=== SOURCE MATERIAL ===
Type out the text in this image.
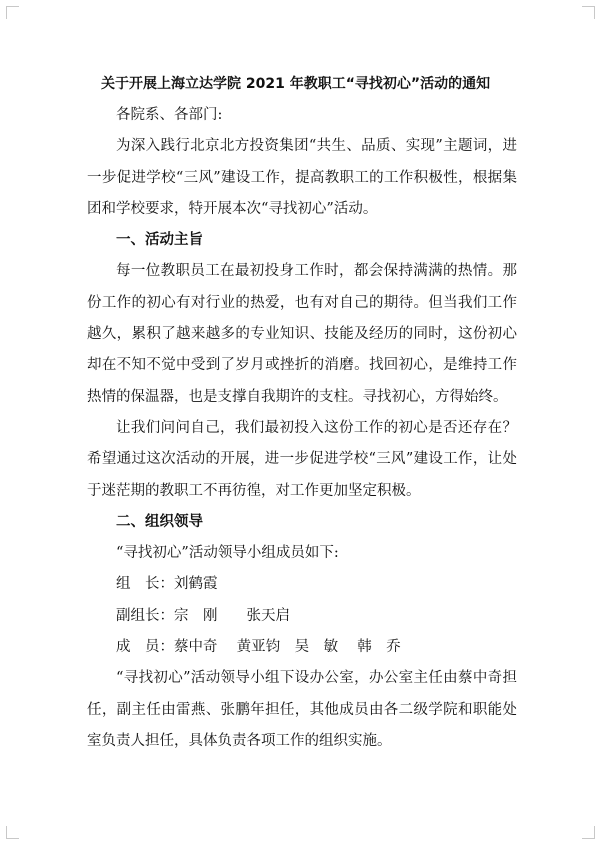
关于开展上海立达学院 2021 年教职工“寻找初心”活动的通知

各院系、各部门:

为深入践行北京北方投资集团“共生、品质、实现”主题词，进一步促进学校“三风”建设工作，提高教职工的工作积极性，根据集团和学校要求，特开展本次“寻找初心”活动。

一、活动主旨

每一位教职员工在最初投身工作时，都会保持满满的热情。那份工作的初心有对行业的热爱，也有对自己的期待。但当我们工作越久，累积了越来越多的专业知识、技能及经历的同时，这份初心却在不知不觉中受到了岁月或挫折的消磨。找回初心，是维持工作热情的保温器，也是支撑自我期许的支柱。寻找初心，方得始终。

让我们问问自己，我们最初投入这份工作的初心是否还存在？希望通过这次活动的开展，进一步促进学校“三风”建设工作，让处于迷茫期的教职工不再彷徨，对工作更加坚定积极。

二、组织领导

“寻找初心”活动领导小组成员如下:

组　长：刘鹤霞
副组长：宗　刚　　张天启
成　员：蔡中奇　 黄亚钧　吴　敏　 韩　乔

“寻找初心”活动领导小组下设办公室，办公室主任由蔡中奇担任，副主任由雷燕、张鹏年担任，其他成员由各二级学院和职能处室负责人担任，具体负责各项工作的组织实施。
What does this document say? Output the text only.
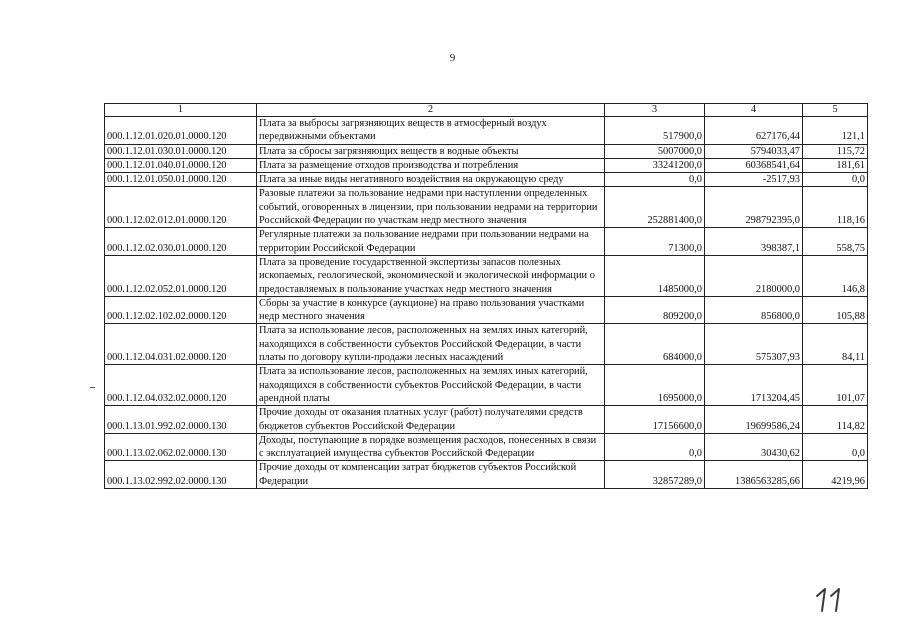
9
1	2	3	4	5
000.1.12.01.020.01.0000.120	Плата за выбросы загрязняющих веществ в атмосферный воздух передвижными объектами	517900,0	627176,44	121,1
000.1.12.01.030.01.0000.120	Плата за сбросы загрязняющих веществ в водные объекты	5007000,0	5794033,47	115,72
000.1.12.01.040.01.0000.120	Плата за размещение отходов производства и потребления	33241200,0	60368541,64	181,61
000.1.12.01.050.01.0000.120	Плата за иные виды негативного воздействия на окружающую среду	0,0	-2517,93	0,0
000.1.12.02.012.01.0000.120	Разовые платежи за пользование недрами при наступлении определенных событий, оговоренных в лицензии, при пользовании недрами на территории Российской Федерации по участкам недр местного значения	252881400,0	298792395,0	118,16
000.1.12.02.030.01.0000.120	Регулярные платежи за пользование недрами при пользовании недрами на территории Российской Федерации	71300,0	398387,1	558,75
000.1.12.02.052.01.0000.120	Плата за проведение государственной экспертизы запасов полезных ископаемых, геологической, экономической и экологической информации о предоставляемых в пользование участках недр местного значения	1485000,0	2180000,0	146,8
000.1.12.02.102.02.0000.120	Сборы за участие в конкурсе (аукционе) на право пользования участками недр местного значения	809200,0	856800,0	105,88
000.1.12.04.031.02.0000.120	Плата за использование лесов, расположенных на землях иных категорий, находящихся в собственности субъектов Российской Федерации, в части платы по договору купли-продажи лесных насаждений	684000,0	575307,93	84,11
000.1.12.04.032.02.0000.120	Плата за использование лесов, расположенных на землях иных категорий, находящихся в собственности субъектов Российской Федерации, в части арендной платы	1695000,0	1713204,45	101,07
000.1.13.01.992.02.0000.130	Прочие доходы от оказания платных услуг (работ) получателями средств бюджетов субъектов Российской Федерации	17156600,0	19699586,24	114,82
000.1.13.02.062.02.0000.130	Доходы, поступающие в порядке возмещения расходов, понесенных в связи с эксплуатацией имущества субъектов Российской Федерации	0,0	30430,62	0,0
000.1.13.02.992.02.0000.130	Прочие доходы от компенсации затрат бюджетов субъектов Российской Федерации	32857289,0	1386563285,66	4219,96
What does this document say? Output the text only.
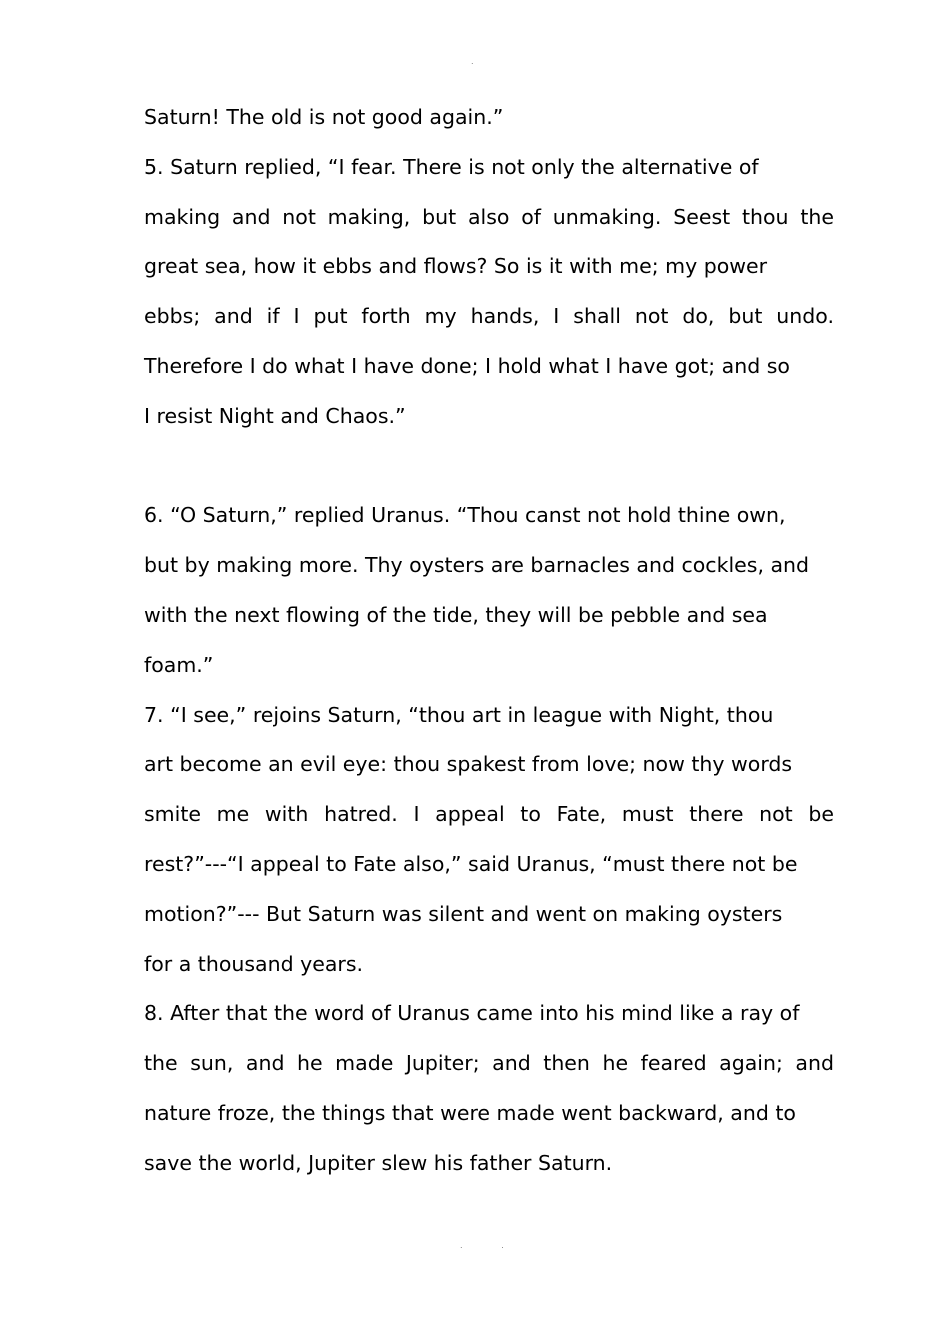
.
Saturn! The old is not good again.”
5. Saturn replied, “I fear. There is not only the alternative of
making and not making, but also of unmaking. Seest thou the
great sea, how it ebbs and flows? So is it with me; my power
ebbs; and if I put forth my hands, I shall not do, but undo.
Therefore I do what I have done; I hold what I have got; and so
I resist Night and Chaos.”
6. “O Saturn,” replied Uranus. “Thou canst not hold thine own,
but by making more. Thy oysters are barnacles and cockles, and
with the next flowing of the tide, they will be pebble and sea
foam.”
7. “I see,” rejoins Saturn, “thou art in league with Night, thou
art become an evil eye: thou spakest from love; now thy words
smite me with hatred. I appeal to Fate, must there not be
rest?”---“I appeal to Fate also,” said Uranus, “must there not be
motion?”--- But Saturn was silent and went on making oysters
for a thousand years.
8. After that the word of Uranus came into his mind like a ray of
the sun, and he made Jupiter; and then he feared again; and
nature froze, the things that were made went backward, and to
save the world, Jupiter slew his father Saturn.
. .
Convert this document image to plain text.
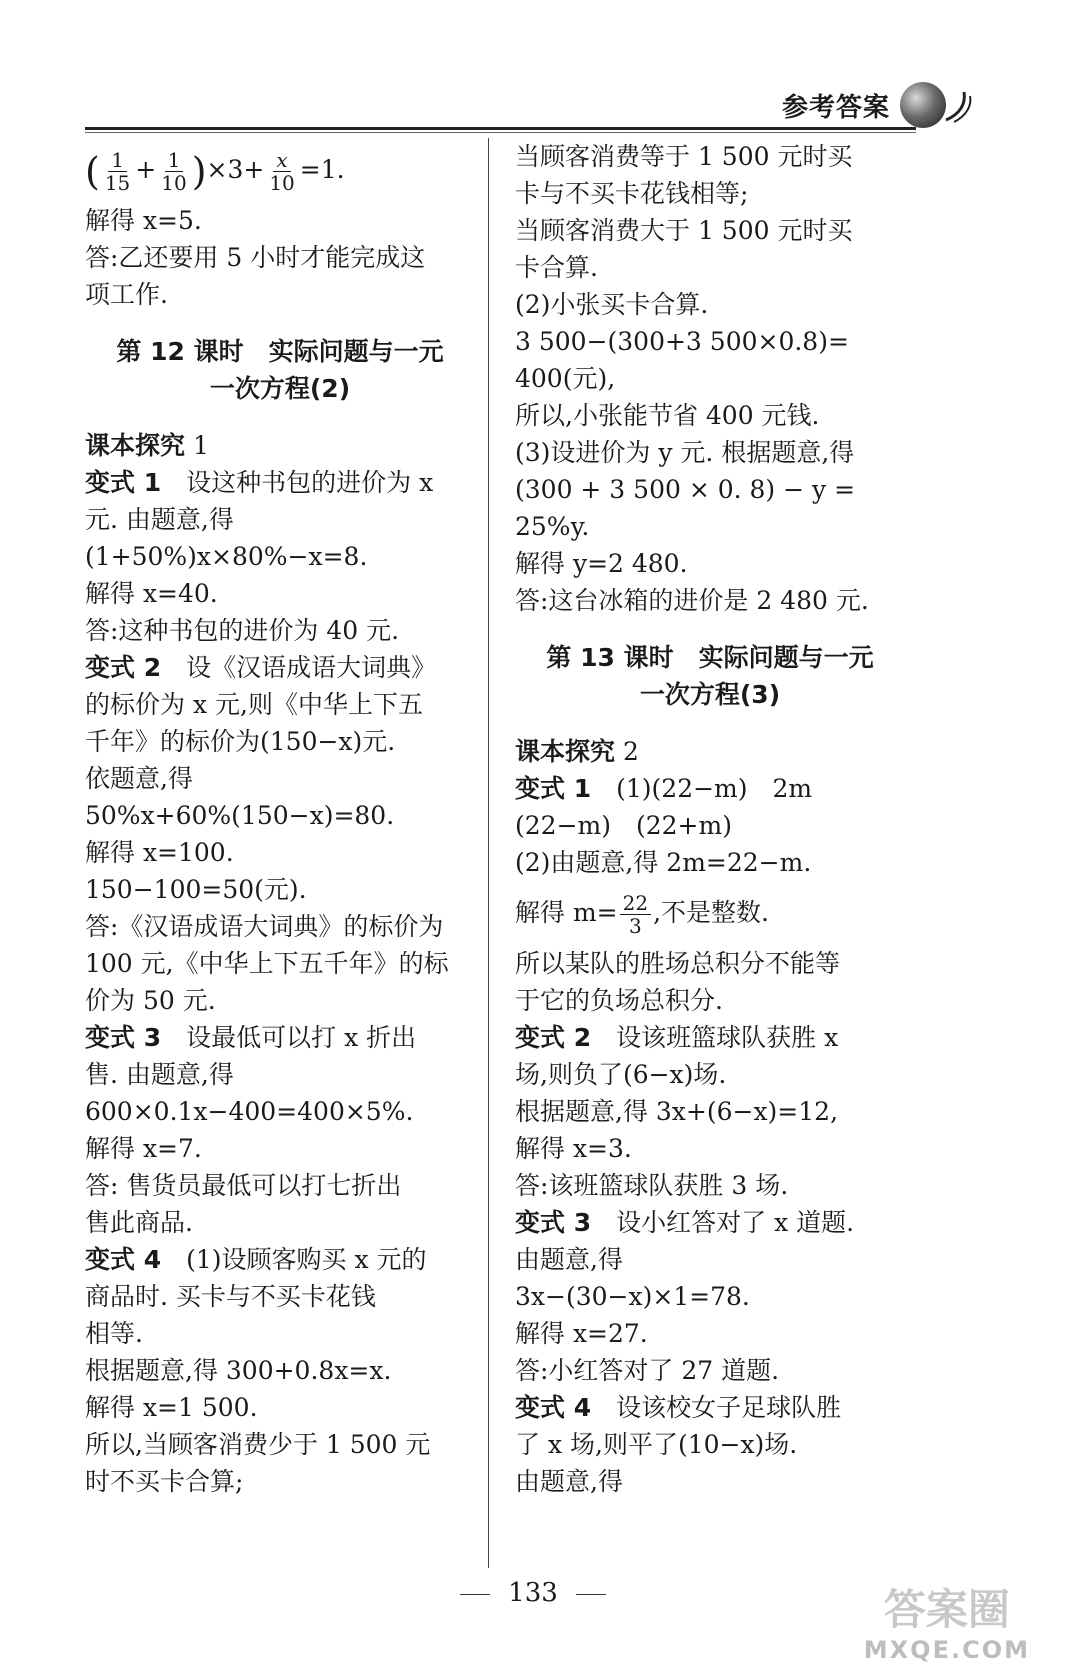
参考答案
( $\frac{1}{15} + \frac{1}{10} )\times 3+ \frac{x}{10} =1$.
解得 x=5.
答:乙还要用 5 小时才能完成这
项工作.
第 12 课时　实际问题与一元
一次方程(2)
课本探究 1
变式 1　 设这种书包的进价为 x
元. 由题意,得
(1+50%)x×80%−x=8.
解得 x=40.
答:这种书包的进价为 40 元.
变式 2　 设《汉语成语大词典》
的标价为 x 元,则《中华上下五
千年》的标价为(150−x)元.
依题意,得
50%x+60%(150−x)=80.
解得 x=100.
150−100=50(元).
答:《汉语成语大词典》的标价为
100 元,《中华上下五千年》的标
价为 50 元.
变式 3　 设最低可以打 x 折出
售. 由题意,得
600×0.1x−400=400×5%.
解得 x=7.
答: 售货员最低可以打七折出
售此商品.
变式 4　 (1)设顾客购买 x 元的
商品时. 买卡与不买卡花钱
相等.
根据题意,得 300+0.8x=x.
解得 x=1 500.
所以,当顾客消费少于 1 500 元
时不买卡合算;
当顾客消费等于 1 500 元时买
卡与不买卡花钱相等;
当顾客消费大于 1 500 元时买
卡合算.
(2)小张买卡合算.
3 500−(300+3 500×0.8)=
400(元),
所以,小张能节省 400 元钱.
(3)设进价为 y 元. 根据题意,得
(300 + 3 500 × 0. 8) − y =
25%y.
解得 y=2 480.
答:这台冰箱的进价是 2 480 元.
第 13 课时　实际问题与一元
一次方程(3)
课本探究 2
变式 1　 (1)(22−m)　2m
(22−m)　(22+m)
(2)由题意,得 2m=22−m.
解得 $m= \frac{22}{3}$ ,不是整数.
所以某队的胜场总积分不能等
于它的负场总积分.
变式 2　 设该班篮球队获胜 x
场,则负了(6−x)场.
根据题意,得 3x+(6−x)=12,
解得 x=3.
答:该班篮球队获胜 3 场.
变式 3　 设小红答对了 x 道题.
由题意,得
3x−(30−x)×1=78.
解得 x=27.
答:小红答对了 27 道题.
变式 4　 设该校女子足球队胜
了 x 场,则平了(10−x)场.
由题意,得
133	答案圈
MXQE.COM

=== PROBLEM TO SOLVE ===
Drop the images and repeat the data exactly.

=== EXERCISE ANSWER ===
Type out the text in this image.
关于开展上海立达学院 2021 年教职工“寻找初心”活动的通知

各院系、各部门:

为深入践行北京北方投资集团“共生、品质、实现”主题词，进一步促进学校“三风”建设工作，提高教职工的工作积极性，根据集团和学校要求，特开展本次“寻找初心”活动。

一、活动主旨

每一位教职员工在最初投身工作时，都会保持满满的热情。那份工作的初心有对行业的热爱，也有对自己的期待。但当我们工作越久，累积了越来越多的专业知识、技能及经历的同时，这份初心却在不知不觉中受到了岁月或挫折的消磨。找回初心，是维持工作热情的保温器，也是支撑自我期许的支柱。寻找初心，方得始终。

让我们问问自己，我们最初投入这份工作的初心是否还存在？希望通过这次活动的开展，进一步促进学校“三风”建设工作，让处于迷茫期的教职工不再彷徨，对工作更加坚定积极。

二、组织领导

“寻找初心”活动领导小组成员如下:

组　长：刘鹤霞
副组长：宗　刚　　张天启
成　员：蔡中奇　 黄亚钧　吴　敏　 韩　乔

“寻找初心”活动领导小组下设办公室，办公室主任由蔡中奇担任，副主任由雷燕、张鹏年担任，其他成员由各二级学院和职能处室负责人担任，具体负责各项工作的组织实施。
What does this document say? Output the text only.
9
1	2	3	4	5
000.1.12.01.020.01.0000.120	Плата за выбросы загрязняющих веществ в атмосферный воздух передвижными объектами	517900,0	627176,44	121,1
000.1.12.01.030.01.0000.120	Плата за сбросы загрязняющих веществ в водные объекты	5007000,0	5794033,47	115,72
000.1.12.01.040.01.0000.120	Плата за размещение отходов производства и потребления	33241200,0	60368541,64	181,61
000.1.12.01.050.01.0000.120	Плата за иные виды негативного воздействия на окружающую среду	0,0	-2517,93	0,0
000.1.12.02.012.01.0000.120	Разовые платежи за пользование недрами при наступлении определенных событий, оговоренных в лицензии, при пользовании недрами на территории Российской Федерации по участкам недр местного значения	252881400,0	298792395,0	118,16
000.1.12.02.030.01.0000.120	Регулярные платежи за пользование недрами при пользовании недрами на территории Российской Федерации	71300,0	398387,1	558,75
000.1.12.02.052.01.0000.120	Плата за проведение государственной экспертизы запасов полезных ископаемых, геологической, экономической и экологической информации о предоставляемых в пользование участках недр местного значения	1485000,0	2180000,0	146,8
000.1.12.02.102.02.0000.120	Сборы за участие в конкурсе (аукционе) на право пользования участками недр местного значения	809200,0	856800,0	105,88
000.1.12.04.031.02.0000.120	Плата за использование лесов, расположенных на землях иных категорий, находящихся в собственности субъектов Российской Федерации, в части платы по договору купли-продажи лесных насаждений	684000,0	575307,93	84,11
000.1.12.04.032.02.0000.120	Плата за использование лесов, расположенных на землях иных категорий, находящихся в собственности субъектов Российской Федерации, в части арендной платы	1695000,0	1713204,45	101,07
000.1.13.01.992.02.0000.130	Прочие доходы от оказания платных услуг (работ) получателями средств бюджетов субъектов Российской Федерации	17156600,0	19699586,24	114,82
000.1.13.02.062.02.0000.130	Доходы, поступающие в порядке возмещения расходов, понесенных в связи с эксплуатацией имущества субъектов Российской Федерации	0,0	30430,62	0,0
000.1.13.02.992.02.0000.130	Прочие доходы от компенсации затрат бюджетов субъектов Российской Федерации	32857289,0	1386563285,66	4219,96
What does this document say? Output the text only.
.
Saturn! The old is not good again.”
5. Saturn replied, “I fear. There is not only the alternative of
making and not making, but also of unmaking. Seest thou the
great sea, how it ebbs and flows? So is it with me; my power
ebbs; and if I put forth my hands, I shall not do, but undo.
Therefore I do what I have done; I hold what I have got; and so
I resist Night and Chaos.”
6. “O Saturn,” replied Uranus. “Thou canst not hold thine own,
but by making more. Thy oysters are barnacles and cockles, and
with the next flowing of the tide, they will be pebble and sea
foam.”
7. “I see,” rejoins Saturn, “thou art in league with Night, thou
art become an evil eye: thou spakest from love; now thy words
smite me with hatred. I appeal to Fate, must there not be
rest?”---“I appeal to Fate also,” said Uranus, “must there not be
motion?”--- But Saturn was silent and went on making oysters
for a thousand years.
8. After that the word of Uranus came into his mind like a ray of
the sun, and he made Jupiter; and then he feared again; and
nature froze, the things that were made went backward, and to
save the world, Jupiter slew his father Saturn.
. .
Convert this document image to plain text.
参考答案
( $\frac{1}{15} + \frac{1}{10} )\times 3+ \frac{x}{10} =1$.
解得 x=5.
答:乙还要用 5 小时才能完成这
项工作.
第 12 课时　实际问题与一元
一次方程(2)
课本探究 1
变式 1　 设这种书包的进价为 x
元. 由题意,得
(1+50%)x×80%−x=8.
解得 x=40.
答:这种书包的进价为 40 元.
变式 2　 设《汉语成语大词典》
的标价为 x 元,则《中华上下五
千年》的标价为(150−x)元.
依题意,得
50%x+60%(150−x)=80.
解得 x=100.
150−100=50(元).
答:《汉语成语大词典》的标价为
100 元,《中华上下五千年》的标
价为 50 元.
变式 3　 设最低可以打 x 折出
售. 由题意,得
600×0.1x−400=400×5%.
解得 x=7.
答: 售货员最低可以打七折出
售此商品.
变式 4　 (1)设顾客购买 x 元的
商品时. 买卡与不买卡花钱
相等.
根据题意,得 300+0.8x=x.
解得 x=1 500.
所以,当顾客消费少于 1 500 元
时不买卡合算;
当顾客消费等于 1 500 元时买
卡与不买卡花钱相等;
当顾客消费大于 1 500 元时买
卡合算.
(2)小张买卡合算.
3 500−(300+3 500×0.8)=
400(元),
所以,小张能节省 400 元钱.
(3)设进价为 y 元. 根据题意,得
(300 + 3 500 × 0. 8) − y =
25%y.
解得 y=2 480.
答:这台冰箱的进价是 2 480 元.
第 13 课时　实际问题与一元
一次方程(3)
课本探究 2
变式 1　 (1)(22−m)　2m
(22−m)　(22+m)
(2)由题意,得 2m=22−m.
解得 $m= \frac{22}{3}$ ,不是整数.
所以某队的胜场总积分不能等
于它的负场总积分.
变式 2　 设该班篮球队获胜 x
场,则负了(6−x)场.
根据题意,得 3x+(6−x)=12,
解得 x=3.
答:该班篮球队获胜 3 场.
变式 3　 设小红答对了 x 道题.
由题意,得
3x−(30−x)×1=78.
解得 x=27.
答:小红答对了 27 道题.
变式 4　 设该校女子足球队胜
了 x 场,则平了(10−x)场.
由题意,得
133	答案圈
MXQE.COM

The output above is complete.